── EXTRACTED MATERIAL

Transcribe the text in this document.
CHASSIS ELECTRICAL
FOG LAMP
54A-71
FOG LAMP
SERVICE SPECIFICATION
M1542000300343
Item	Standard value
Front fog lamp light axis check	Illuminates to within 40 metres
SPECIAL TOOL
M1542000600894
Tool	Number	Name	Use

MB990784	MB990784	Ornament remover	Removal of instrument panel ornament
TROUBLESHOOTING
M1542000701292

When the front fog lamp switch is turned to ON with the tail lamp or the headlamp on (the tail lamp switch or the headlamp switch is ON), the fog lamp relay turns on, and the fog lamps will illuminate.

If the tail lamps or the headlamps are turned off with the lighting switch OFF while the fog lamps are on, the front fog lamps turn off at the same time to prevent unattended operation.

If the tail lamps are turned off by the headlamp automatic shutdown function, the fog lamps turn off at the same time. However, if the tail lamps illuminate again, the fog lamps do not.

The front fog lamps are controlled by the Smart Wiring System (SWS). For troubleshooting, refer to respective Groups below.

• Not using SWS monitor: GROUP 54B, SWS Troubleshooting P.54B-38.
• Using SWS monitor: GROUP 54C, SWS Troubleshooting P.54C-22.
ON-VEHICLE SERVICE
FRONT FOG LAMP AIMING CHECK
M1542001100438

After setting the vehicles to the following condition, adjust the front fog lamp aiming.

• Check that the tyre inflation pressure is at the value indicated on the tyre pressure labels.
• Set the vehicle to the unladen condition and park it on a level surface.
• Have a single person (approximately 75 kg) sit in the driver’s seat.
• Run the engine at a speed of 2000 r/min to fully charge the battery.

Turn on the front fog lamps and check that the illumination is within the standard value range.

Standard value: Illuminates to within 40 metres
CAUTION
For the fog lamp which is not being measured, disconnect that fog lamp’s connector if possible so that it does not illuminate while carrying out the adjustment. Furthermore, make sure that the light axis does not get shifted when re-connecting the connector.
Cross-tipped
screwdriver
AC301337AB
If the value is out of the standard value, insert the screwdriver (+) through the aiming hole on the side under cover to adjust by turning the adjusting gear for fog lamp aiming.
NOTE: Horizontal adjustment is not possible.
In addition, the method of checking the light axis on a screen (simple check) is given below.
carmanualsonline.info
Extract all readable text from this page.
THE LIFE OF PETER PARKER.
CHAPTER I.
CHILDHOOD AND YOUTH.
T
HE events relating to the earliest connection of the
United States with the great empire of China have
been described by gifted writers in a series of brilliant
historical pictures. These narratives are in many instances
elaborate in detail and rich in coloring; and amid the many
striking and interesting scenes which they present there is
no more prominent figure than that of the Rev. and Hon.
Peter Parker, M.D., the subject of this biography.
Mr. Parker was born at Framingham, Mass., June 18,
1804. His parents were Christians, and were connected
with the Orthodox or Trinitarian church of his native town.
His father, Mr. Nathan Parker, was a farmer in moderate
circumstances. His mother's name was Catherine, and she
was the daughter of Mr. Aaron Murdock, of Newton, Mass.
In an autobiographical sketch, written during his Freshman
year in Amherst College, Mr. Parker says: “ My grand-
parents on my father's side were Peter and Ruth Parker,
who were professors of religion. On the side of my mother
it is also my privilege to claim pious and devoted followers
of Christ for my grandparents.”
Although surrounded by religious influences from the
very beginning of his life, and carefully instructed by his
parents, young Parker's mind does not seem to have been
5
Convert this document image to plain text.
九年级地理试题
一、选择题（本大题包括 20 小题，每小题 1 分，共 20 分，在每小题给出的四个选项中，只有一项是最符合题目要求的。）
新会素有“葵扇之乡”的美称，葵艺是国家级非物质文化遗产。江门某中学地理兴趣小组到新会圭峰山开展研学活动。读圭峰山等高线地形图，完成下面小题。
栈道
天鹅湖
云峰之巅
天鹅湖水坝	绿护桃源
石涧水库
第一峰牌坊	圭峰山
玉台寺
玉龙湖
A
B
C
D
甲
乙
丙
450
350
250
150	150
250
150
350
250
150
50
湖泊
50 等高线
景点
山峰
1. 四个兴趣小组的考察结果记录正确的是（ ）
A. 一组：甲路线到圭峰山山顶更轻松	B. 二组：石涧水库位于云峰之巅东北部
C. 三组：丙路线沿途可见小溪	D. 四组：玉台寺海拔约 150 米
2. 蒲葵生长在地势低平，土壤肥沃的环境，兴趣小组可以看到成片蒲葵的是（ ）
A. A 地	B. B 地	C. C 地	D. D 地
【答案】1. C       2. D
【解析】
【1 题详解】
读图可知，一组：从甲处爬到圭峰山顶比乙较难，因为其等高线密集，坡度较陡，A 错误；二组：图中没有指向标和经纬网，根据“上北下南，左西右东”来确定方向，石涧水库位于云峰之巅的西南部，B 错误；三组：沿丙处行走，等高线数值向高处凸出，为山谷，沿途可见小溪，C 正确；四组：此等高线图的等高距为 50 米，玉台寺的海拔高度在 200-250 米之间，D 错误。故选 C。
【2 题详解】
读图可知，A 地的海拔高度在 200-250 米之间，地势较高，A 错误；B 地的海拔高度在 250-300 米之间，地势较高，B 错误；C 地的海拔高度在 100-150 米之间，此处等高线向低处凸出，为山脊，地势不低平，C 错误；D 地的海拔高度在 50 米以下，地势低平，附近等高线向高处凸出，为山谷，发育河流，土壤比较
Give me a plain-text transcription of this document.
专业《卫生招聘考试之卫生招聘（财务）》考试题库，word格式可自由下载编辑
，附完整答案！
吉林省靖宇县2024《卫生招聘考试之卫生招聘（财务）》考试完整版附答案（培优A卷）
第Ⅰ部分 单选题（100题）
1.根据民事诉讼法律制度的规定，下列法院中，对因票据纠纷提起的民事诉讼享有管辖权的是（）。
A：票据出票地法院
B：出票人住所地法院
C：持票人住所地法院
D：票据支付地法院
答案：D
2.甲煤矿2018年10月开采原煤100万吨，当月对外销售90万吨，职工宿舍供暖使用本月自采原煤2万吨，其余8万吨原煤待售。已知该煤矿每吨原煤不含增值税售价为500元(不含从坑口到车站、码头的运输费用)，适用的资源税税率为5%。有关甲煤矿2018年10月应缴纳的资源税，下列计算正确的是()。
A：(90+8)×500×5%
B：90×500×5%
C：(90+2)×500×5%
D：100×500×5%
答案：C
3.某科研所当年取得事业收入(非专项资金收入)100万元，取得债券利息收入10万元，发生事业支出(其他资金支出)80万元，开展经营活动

────

PROBLEM: Where a line in the material above holds "Mass", copy that line.

EXPECTED ANSWER:
Mr. Parker was born at Framingham, Mass., June 18,
was the daughter of Mr. Aaron Murdock, of Newton, Mass.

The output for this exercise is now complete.